* WHAT IS REQUIRED *
Update the lines from the one holding "dot-leader (639, 192, 916, 193)" through the one holding "toc-entry (87, 614, 497, 630)", both included, by replacing "toc-page-number" with "page-number". Give only those lines back and leave everything else in them as it is.

Stored entries

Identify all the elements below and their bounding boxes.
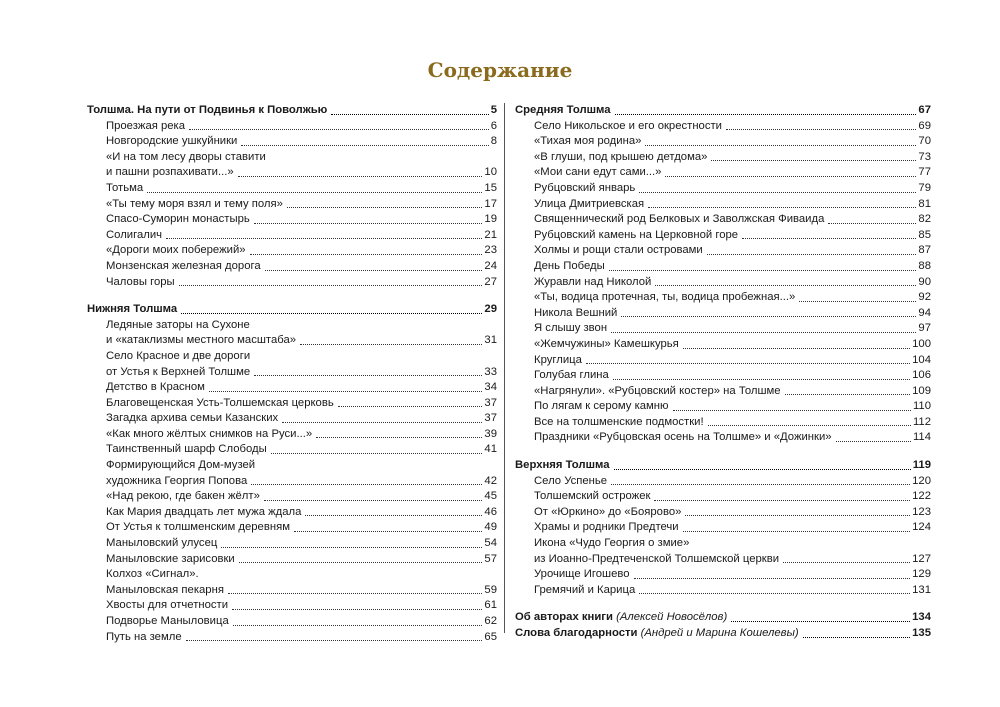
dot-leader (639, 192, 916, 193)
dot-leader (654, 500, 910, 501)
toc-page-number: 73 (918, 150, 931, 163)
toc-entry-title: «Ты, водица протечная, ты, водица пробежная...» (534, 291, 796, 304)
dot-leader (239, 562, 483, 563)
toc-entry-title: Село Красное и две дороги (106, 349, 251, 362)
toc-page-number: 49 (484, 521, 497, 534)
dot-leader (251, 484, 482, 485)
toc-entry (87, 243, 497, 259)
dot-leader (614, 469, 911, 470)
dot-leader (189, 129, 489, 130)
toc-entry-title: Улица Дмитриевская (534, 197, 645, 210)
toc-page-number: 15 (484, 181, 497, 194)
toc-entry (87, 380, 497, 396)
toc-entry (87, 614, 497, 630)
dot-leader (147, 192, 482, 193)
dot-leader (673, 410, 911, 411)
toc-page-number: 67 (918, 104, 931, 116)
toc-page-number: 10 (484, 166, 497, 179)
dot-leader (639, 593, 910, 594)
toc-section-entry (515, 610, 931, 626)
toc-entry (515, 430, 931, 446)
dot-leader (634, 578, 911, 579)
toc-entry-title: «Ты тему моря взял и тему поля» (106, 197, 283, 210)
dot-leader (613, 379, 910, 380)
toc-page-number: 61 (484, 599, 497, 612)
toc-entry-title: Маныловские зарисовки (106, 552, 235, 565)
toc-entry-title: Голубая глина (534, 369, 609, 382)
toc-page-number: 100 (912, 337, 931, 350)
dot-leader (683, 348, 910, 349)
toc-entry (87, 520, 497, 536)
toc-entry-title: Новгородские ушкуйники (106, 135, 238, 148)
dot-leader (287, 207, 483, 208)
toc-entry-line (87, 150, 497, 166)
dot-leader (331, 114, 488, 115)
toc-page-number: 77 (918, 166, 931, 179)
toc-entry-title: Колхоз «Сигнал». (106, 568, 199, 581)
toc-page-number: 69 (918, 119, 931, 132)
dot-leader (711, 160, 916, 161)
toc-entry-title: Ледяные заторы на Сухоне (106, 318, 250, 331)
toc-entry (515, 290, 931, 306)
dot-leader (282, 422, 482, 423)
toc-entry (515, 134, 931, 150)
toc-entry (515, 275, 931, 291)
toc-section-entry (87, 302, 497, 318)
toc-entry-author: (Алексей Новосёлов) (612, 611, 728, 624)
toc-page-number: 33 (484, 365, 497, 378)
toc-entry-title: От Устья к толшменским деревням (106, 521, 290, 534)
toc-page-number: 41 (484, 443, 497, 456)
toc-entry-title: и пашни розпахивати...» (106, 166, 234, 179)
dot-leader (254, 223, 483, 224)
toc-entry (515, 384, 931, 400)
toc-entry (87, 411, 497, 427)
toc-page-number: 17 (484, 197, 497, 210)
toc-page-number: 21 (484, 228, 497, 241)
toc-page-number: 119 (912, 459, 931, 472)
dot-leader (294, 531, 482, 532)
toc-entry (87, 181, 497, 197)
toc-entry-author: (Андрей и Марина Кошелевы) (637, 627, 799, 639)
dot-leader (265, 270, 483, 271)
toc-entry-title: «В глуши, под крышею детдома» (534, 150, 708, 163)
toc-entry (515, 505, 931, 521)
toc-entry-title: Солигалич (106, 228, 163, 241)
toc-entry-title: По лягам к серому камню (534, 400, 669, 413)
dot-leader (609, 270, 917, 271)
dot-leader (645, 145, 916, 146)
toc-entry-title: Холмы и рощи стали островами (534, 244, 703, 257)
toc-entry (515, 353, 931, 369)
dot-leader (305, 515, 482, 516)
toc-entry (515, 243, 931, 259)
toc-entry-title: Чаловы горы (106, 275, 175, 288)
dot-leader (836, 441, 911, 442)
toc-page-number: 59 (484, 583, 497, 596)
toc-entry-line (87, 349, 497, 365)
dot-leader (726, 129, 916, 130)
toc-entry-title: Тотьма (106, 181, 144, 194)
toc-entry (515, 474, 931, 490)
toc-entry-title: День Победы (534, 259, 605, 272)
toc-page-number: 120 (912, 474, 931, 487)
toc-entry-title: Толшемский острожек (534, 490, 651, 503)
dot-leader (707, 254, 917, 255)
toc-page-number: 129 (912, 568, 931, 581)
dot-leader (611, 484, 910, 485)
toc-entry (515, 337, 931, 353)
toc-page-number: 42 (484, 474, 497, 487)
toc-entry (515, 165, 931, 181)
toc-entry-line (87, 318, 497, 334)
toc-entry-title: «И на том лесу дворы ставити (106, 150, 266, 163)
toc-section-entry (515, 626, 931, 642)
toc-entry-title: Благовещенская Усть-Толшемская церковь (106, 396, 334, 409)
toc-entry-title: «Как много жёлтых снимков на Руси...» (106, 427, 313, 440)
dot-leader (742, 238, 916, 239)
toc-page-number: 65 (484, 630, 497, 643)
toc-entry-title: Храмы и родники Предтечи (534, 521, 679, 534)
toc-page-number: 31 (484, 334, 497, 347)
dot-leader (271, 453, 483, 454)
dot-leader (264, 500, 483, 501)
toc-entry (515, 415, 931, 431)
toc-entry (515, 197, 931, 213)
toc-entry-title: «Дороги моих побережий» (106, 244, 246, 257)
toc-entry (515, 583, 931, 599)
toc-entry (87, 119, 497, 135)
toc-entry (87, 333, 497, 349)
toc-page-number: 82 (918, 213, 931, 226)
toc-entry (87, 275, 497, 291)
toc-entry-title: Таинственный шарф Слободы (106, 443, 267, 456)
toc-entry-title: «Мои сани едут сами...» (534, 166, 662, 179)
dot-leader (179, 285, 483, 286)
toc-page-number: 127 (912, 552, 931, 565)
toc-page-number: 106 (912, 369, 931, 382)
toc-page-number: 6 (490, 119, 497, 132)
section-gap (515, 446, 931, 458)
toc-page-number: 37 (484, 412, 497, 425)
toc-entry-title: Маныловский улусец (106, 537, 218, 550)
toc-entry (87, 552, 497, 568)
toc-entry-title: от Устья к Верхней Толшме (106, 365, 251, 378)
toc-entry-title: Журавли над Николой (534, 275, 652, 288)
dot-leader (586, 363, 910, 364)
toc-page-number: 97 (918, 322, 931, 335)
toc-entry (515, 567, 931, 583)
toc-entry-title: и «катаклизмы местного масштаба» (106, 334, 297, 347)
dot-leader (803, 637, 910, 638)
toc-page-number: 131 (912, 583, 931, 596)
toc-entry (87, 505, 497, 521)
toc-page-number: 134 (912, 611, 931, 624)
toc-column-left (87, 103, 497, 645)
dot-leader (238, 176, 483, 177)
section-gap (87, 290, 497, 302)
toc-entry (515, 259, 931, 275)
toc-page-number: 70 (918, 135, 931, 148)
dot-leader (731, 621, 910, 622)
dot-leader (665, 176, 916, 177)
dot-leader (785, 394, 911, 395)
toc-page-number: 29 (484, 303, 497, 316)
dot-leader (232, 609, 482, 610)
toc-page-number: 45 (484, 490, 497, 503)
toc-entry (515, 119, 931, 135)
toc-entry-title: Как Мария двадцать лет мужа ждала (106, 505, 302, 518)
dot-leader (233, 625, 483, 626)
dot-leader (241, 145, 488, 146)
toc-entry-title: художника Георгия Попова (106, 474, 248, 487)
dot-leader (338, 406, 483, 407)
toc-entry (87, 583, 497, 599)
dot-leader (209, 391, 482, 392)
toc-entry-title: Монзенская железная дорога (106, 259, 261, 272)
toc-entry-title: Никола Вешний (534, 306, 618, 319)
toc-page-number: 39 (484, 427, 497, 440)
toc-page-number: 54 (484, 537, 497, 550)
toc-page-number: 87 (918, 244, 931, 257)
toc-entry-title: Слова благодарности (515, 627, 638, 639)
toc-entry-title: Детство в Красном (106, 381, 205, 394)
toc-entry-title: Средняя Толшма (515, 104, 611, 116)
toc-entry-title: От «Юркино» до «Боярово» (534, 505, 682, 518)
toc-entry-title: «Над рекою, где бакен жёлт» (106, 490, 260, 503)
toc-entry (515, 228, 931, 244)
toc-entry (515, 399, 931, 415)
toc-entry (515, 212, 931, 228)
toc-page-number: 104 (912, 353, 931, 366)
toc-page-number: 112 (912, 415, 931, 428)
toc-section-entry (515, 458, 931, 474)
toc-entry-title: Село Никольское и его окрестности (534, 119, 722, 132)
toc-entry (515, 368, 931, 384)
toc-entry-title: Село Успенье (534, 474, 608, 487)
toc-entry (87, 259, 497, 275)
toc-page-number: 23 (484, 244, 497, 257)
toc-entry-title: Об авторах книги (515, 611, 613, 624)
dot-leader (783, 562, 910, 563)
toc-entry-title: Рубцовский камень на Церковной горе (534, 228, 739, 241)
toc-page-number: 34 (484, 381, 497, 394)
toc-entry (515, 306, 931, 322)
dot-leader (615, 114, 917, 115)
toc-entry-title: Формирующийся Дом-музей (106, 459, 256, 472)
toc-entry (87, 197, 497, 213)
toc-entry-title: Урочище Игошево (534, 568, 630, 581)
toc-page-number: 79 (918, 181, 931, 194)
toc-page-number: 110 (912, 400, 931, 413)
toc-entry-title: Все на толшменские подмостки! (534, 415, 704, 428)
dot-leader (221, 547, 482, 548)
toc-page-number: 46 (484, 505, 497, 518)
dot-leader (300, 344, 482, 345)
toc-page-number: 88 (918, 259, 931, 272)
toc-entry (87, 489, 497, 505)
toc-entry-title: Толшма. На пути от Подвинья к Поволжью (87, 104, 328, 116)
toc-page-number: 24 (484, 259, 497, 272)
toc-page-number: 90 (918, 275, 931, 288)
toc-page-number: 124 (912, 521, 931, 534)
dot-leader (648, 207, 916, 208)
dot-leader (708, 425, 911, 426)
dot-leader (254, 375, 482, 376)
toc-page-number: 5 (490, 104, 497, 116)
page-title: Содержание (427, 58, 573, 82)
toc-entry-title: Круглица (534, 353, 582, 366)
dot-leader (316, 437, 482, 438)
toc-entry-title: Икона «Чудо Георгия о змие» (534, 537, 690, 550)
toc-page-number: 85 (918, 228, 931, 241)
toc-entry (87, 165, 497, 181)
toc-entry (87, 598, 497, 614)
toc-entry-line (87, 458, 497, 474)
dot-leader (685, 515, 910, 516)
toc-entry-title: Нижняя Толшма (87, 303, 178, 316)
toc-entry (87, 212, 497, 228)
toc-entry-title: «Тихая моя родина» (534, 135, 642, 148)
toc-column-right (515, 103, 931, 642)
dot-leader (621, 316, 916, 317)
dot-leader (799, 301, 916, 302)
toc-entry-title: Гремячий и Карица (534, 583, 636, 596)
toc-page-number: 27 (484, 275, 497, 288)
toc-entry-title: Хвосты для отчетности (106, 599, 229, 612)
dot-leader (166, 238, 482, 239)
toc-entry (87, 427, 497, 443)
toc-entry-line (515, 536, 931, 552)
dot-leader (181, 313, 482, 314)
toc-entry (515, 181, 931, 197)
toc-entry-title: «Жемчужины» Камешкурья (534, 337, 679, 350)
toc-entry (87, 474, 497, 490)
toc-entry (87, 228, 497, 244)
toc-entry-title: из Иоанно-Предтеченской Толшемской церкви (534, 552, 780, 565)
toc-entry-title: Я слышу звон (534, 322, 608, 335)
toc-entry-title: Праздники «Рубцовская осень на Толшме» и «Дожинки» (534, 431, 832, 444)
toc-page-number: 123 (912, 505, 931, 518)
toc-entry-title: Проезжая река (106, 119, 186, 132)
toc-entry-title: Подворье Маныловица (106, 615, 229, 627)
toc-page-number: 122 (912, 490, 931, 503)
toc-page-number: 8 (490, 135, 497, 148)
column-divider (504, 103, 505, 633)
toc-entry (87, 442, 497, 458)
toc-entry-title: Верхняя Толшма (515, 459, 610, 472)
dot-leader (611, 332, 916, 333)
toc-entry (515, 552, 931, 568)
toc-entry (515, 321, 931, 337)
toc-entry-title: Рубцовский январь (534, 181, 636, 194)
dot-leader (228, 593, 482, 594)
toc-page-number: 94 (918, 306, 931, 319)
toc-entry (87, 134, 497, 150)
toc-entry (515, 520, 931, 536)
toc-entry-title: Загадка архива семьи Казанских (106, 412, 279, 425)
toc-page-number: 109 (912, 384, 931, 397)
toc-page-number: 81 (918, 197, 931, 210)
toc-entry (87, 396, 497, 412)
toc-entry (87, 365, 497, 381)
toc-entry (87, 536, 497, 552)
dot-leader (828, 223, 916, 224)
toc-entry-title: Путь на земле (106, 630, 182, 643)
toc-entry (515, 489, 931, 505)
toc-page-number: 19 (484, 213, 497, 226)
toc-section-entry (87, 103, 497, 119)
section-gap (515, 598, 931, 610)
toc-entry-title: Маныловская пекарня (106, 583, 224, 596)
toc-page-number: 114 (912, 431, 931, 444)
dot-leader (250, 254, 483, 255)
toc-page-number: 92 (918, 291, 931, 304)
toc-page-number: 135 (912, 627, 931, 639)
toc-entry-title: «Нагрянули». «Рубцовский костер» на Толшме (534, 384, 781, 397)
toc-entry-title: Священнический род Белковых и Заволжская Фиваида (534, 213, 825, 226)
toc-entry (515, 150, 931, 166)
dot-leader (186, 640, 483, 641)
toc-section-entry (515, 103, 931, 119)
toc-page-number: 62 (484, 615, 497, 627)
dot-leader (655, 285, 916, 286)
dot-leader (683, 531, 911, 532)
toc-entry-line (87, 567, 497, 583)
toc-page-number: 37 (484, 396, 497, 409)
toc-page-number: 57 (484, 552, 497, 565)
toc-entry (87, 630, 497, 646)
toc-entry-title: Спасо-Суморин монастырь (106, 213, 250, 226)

* SOLUTION TO THIS TASK *
dot-leader (639, 192, 916, 193)
dot-leader (654, 500, 910, 501)
page-number: 73 (918, 150, 931, 163)
toc-entry-title: «Ты, водица протечная, ты, водица пробежная...» (534, 291, 796, 304)
dot-leader (239, 562, 483, 563)
toc-entry-title: Село Красное и две дороги (106, 349, 251, 362)
page-number: 49 (484, 521, 497, 534)
dot-leader (251, 484, 482, 485)
toc-entry (87, 243, 497, 259)
dot-leader (614, 469, 911, 470)
dot-leader (189, 129, 489, 130)
toc-entry-title: Улица Дмитриевская (534, 197, 645, 210)
page-number: 15 (484, 181, 497, 194)
toc-entry (87, 380, 497, 396)
toc-entry (87, 614, 497, 630)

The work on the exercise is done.